* **Objective**: Report every line in the listing below where the string "Moſen" shows up.
□ □ □ □ □
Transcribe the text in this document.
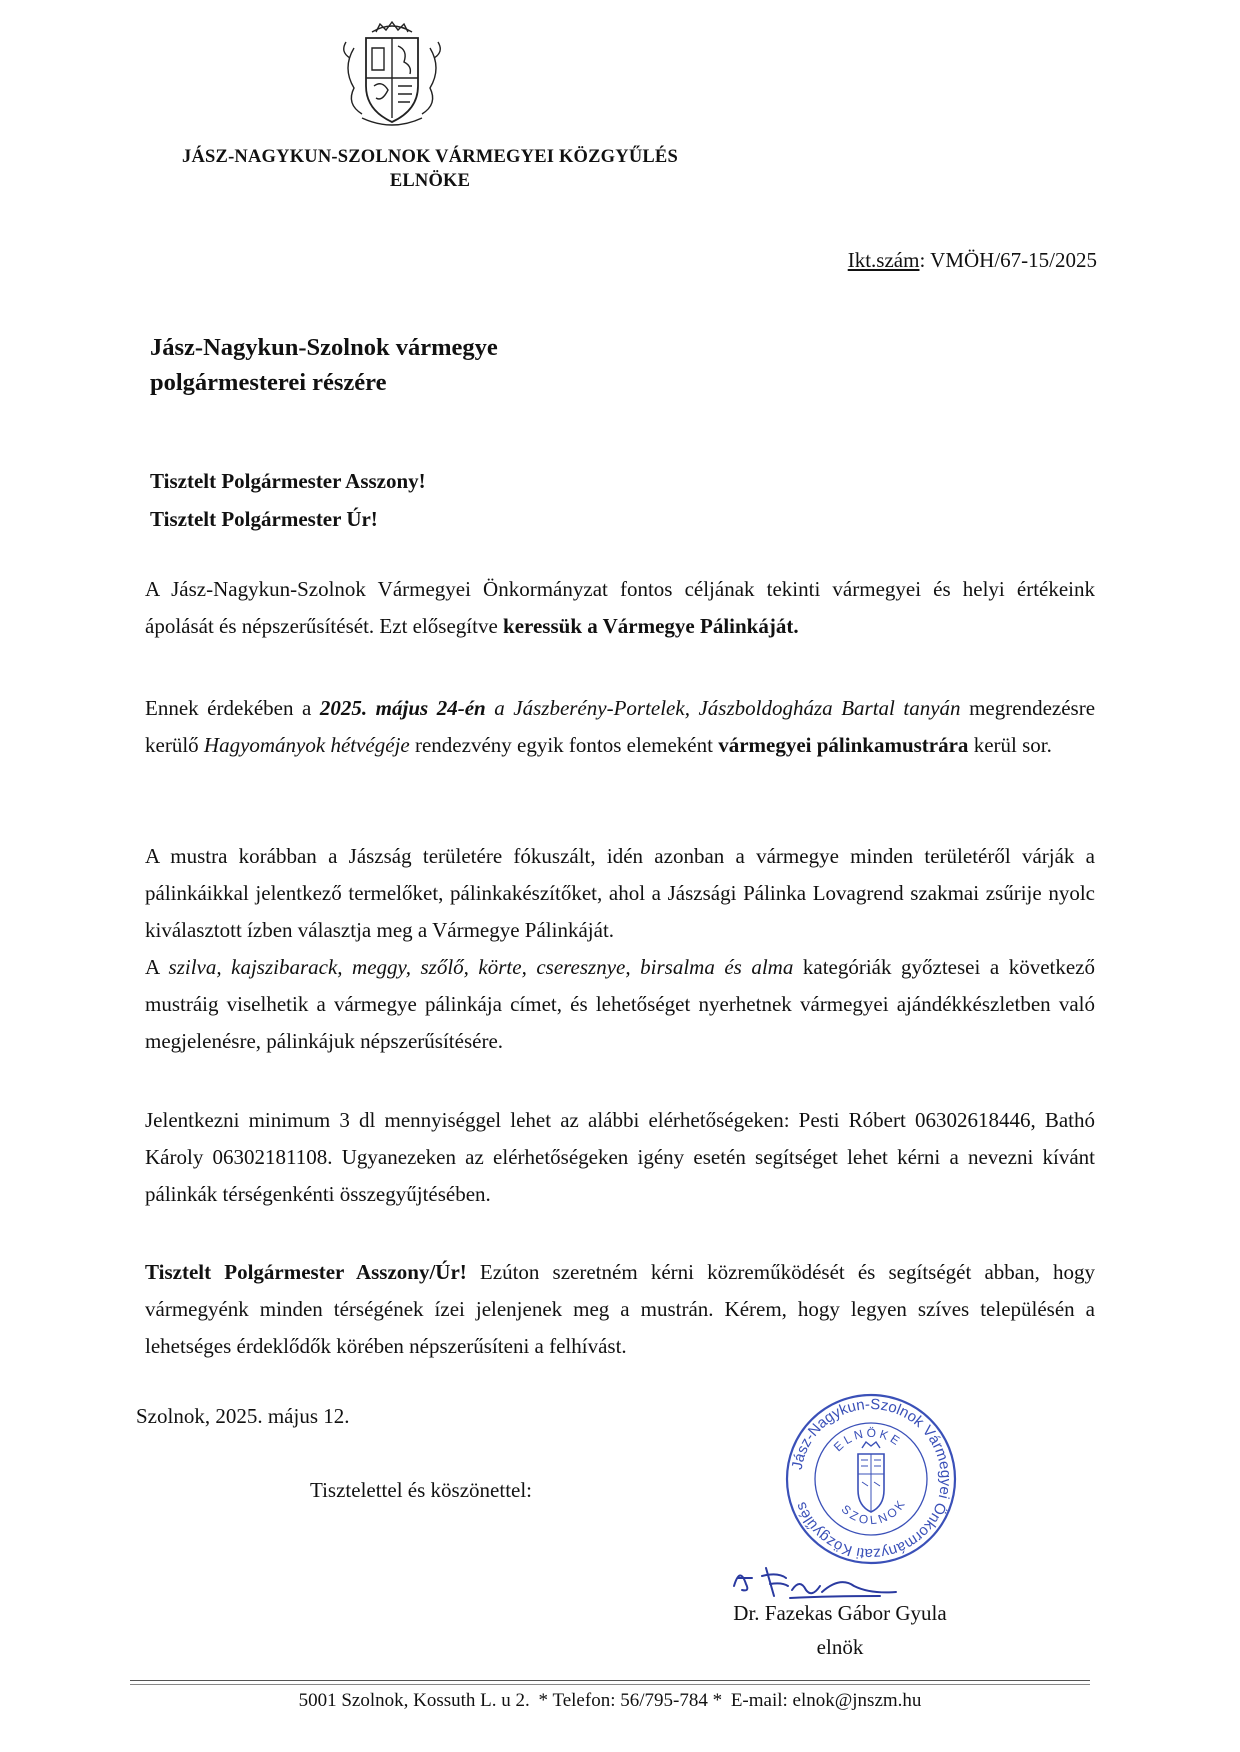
JÁSZ-NAGYKUN-SZOLNOK VÁRMEGYEI KÖZGYŰLÉS
ELNÖKE
Ikt.szám: VMÖH/67-15/2025
Jász-Nagykun-Szolnok vármegye
polgármesterei részére
Tisztelt Polgármester Asszony!
Tisztelt Polgármester Úr!
A Jász-Nagykun-Szolnok Vármegyei Önkormányzat fontos céljának tekinti vármegyei és helyi értékeink ápolását és népszerűsítését. Ezt elősegítve keressük a Vármegye Pálinkáját.
Ennek érdekében a 2025. május 24-én a Jászberény-Portelek, Jászboldogháza Bartal tanyán megrendezésre kerülő Hagyományok hétvégéje rendezvény egyik fontos elemeként vármegyei pálinkamustrára kerül sor.
A mustra korábban a Jászság területére fókuszált, idén azonban a vármegye minden területéről várják a pálinkáikkal jelentkező termelőket, pálinkakészítőket, ahol a Jászsági Pálinka Lovagrend szakmai zsűrije nyolc kiválasztott ízben választja meg a Vármegye Pálinkáját.
A szilva, kajszibarack, meggy, szőlő, körte, cseresznye, birsalma és alma kategóriák győztesei a következő mustráig viselhetik a vármegye pálinkája címet, és lehetőséget nyerhetnek vármegyei ajándékkészletben való megjelenésre, pálinkájuk népszerűsítésére.
Jelentkezni minimum 3 dl mennyiséggel lehet az alábbi elérhetőségeken: Pesti Róbert 06302618446, Bathó Károly 06302181108. Ugyanezeken az elérhetőségeken igény esetén segítséget lehet kérni a nevezni kívánt pálinkák térségenkénti összegyűjtésében.
Tisztelt Polgármester Asszony/Úr! Ezúton szeretném kérni közreműködését és segítségét abban, hogy vármegyénk minden térségének ízei jelenjenek meg a mustrán. Kérem, hogy legyen szíves településén a lehetséges érdeklődők körében népszerűsíteni a felhívást.
Szolnok, 2025. május 12.
Tisztelettel és köszönettel:
Jász-Nagykun-Szolnok Vármegyei Önkormányzati Közgyűlés
ELNÖKE
SZOLNOK
Dr. Fazekas Gábor Gyula
elnök
5001 Szolnok, Kossuth L. u 2. * Telefon: 56/795-784 * E-mail: elnok@jnszm.hu
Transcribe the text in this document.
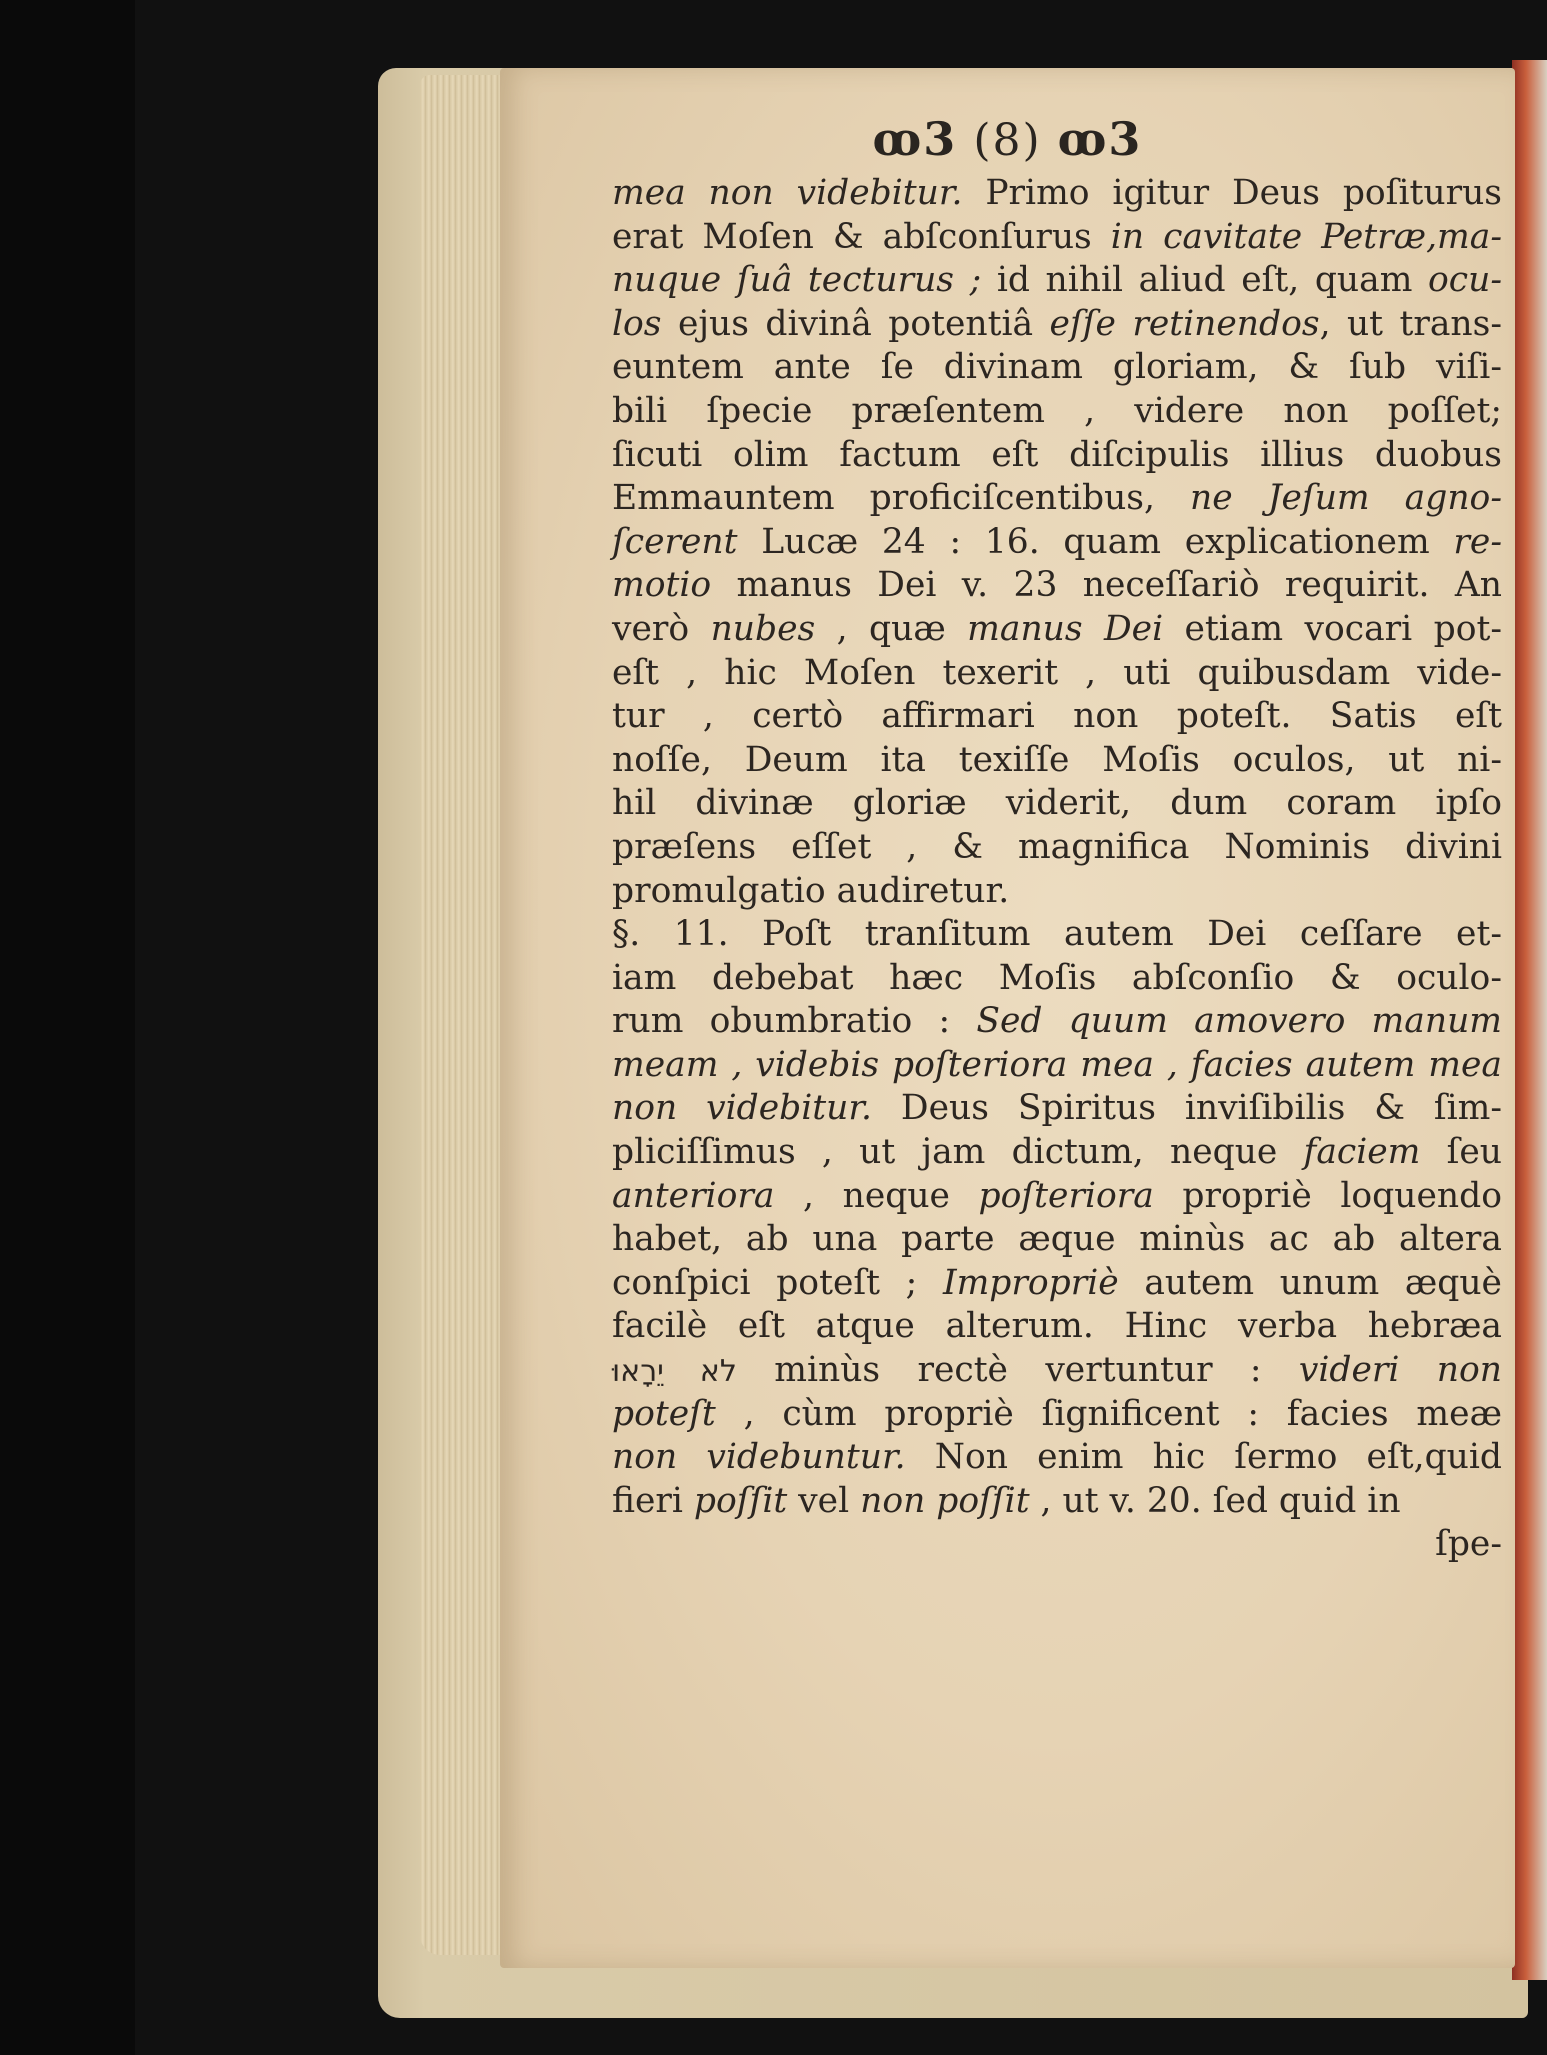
ꝏ3 (8) ꝏ3
mea non videbitur. Primo igitur Deus poſiturus
erat Moſen & abſconſurus in cavitate Petræ,ma-
nuque ſuâ tecturus ; id nihil aliud eſt, quam ocu-
los ejus divinâ potentiâ eſſe retinendos, ut trans-
euntem ante ſe divinam gloriam, & ſub viſi-
bili ſpecie præſentem , videre non poſſet;
ſicuti olim factum eſt diſcipulis illius duobus
Emmauntem proficiſcentibus, ne Jeſum agno-
ſcerent Lucæ 24 : 16. quam explicationem re-
motio manus Dei v. 23 neceſſariò requirit. An
verò nubes , quæ manus Dei etiam vocari pot-
eſt , hic Moſen texerit , uti quibusdam vide-
tur , certò affirmari non poteſt. Satis eſt
noſſe, Deum ita texiſſe Moſis oculos, ut ni-
hil divinæ gloriæ viderit, dum coram ipſo
præſens eſſet , & magnifica Nominis divini
promulgatio audiretur.
§. 11. Poſt tranſitum autem Dei ceſſare et-
iam debebat hæc Moſis abſconſio & oculo-
rum obumbratio : Sed quum amovero manum
meam , videbis poſteriora mea , facies autem mea
non videbitur. Deus Spiritus inviſibilis & ſim-
pliciſſimus , ut jam dictum, neque faciem ſeu
anteriora , neque poſteriora propriè loquendo
habet, ab una parte æque minùs ac ab altera
conſpici poteſt ; Impropriè autem unum æquè
facilè eſt atque alterum. Hinc verba hebræa
לא יֵרָאוּ minùs rectè vertuntur : videri non
poteſt , cùm propriè ſignificent : facies meæ
non videbuntur. Non enim hic ſermo eſt,quid
fieri poſſit vel non poſſit , ut v. 20. ſed quid in
ſpe-
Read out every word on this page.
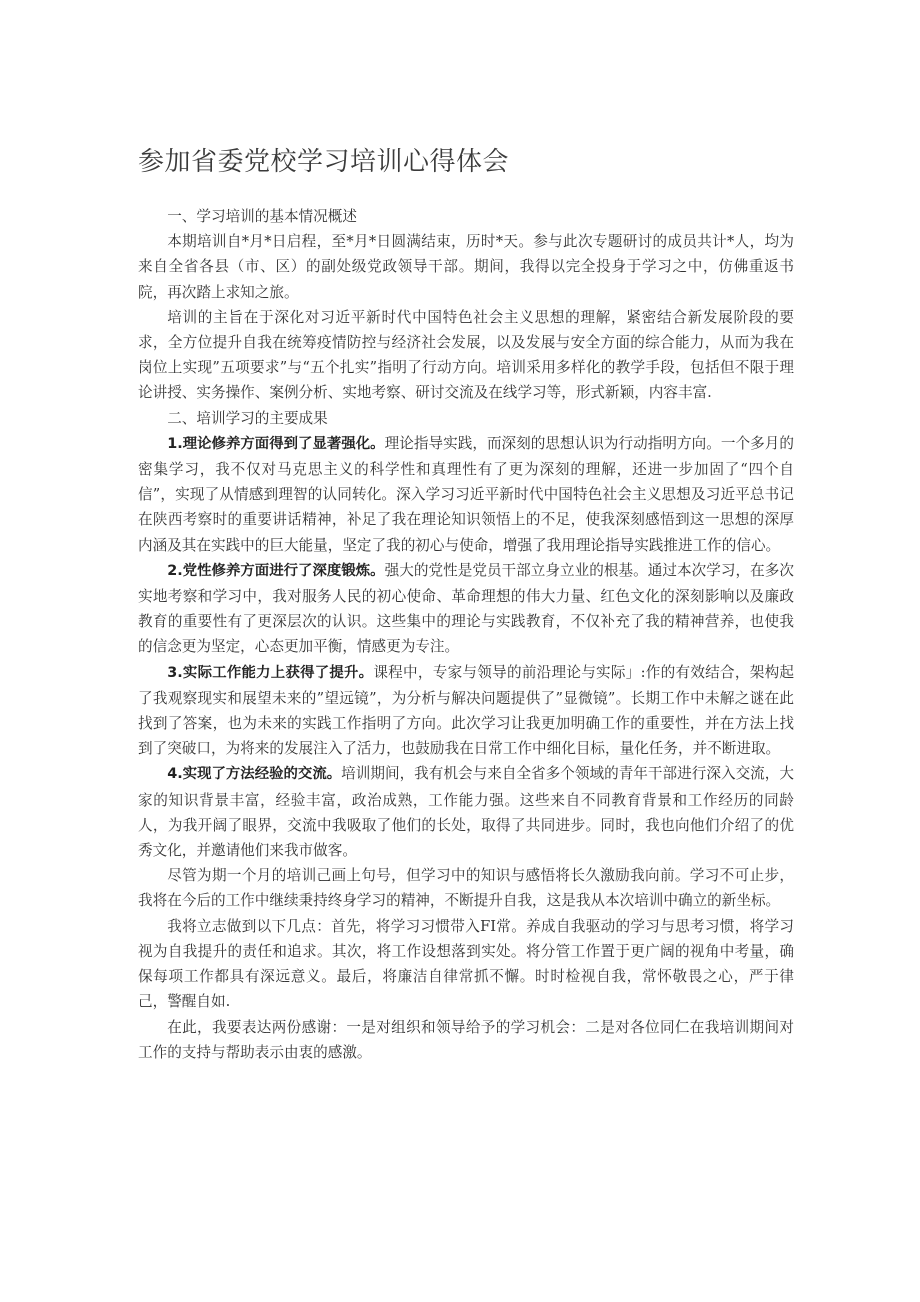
参加省委党校学习培训心得体会

一、学习培训的基本情况概述

本期培训自*月*日启程，至*月*日圆满结束，历时*天。参与此次专题研讨的成员共计*人，均为来自全省各县（市、区）的副处级党政领导干部。期间，我得以完全投身于学习之中，仿佛重返书院，再次踏上求知之旅。

培训的主旨在于深化对习近平新时代中国特色社会主义思想的理解，紧密结合新发展阶段的要求，全方位提升自我在统筹疫情防控与经济社会发展，以及发展与安全方面的综合能力，从而为我在岗位上实现”五项要求”与“五个扎实”指明了行动方向。培训采用多样化的教学手段，包括但不限于理论讲授、实务操作、案例分析、实地考察、研讨交流及在线学习等，形式新颖，内容丰富.

二、培训学习的主要成果

1.理论修养方面得到了显著强化。理论指导实践，而深刻的思想认识为行动指明方向。一个多月的密集学习，我不仅对马克思主义的科学性和真理性有了更为深刻的理解，还进一步加固了“四个自信”，实现了从情感到理智的认同转化。深入学习习近平新时代中国特色社会主义思想及习近平总书记在陕西考察时的重要讲话精神，补足了我在理论知识领悟上的不足，使我深刻感悟到这一思想的深厚内涵及其在实践中的巨大能量，坚定了我的初心与使命，增强了我用理论指导实践推进工作的信心。

2.党性修养方面进行了深度锻炼。强大的党性是党员干部立身立业的根基。通过本次学习，在多次实地考察和学习中，我对服务人民的初心使命、革命理想的伟大力量、红色文化的深刻影响以及廉政教育的重要性有了更深层次的认识。这些集中的理论与实践教育，不仅补充了我的精神营养，也使我的信念更为坚定，心态更加平衡，情感更为专注。

3.实际工作能力上获得了提升。课程中，专家与领导的前沿理论与实际」:作的有效结合，架构起了我观察现实和展望未来的”望远镜”，为分析与解决问题提供了”显微镜”。长期工作中未解之谜在此找到了答案，也为未来的实践工作指明了方向。此次学习让我更加明确工作的重要性，并在方法上找到了突破口，为将来的发展注入了活力，也鼓励我在日常工作中细化目标，量化任务，并不断进取。

4.实现了方法经验的交流。培训期间，我有机会与来自全省多个领域的青年干部进行深入交流，大家的知识背景丰富，经验丰富，政治成熟，工作能力强。这些来自不同教育背景和工作经历的同龄人，为我开阔了眼界，交流中我吸取了他们的长处，取得了共同进步。同时，我也向他们介绍了的优秀文化，并邀请他们来我市做客。

尽管为期一个月的培训己画上句号，但学习中的知识与感悟将长久激励我向前。学习不可止步，我将在今后的工作中继续秉持终身学习的精神，不断提升自我，这是我从本次培训中确立的新坐标。

我将立志做到以下几点：首先，将学习习惯带入FI常。养成自我驱动的学习与思考习惯，将学习视为自我提升的责任和追求。其次，将工作设想落到实处。将分管工作置于更广阔的视角中考量，确保每项工作都具有深远意义。最后，将廉洁自律常抓不懈。时时检视自我，常怀敬畏之心，严于律己，警醒自如.

在此，我要表达两份感谢：一是对组织和领导给予的学习机会：二是对各位同仁在我培训期间对工作的支持与帮助表示由衷的感激。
□ □ □ □ □
* **Complete response**:
erat Moſen & abſconſurus in cavitate Petræ,ma-
eſt , hic Moſen texerit , uti quibusdam vide-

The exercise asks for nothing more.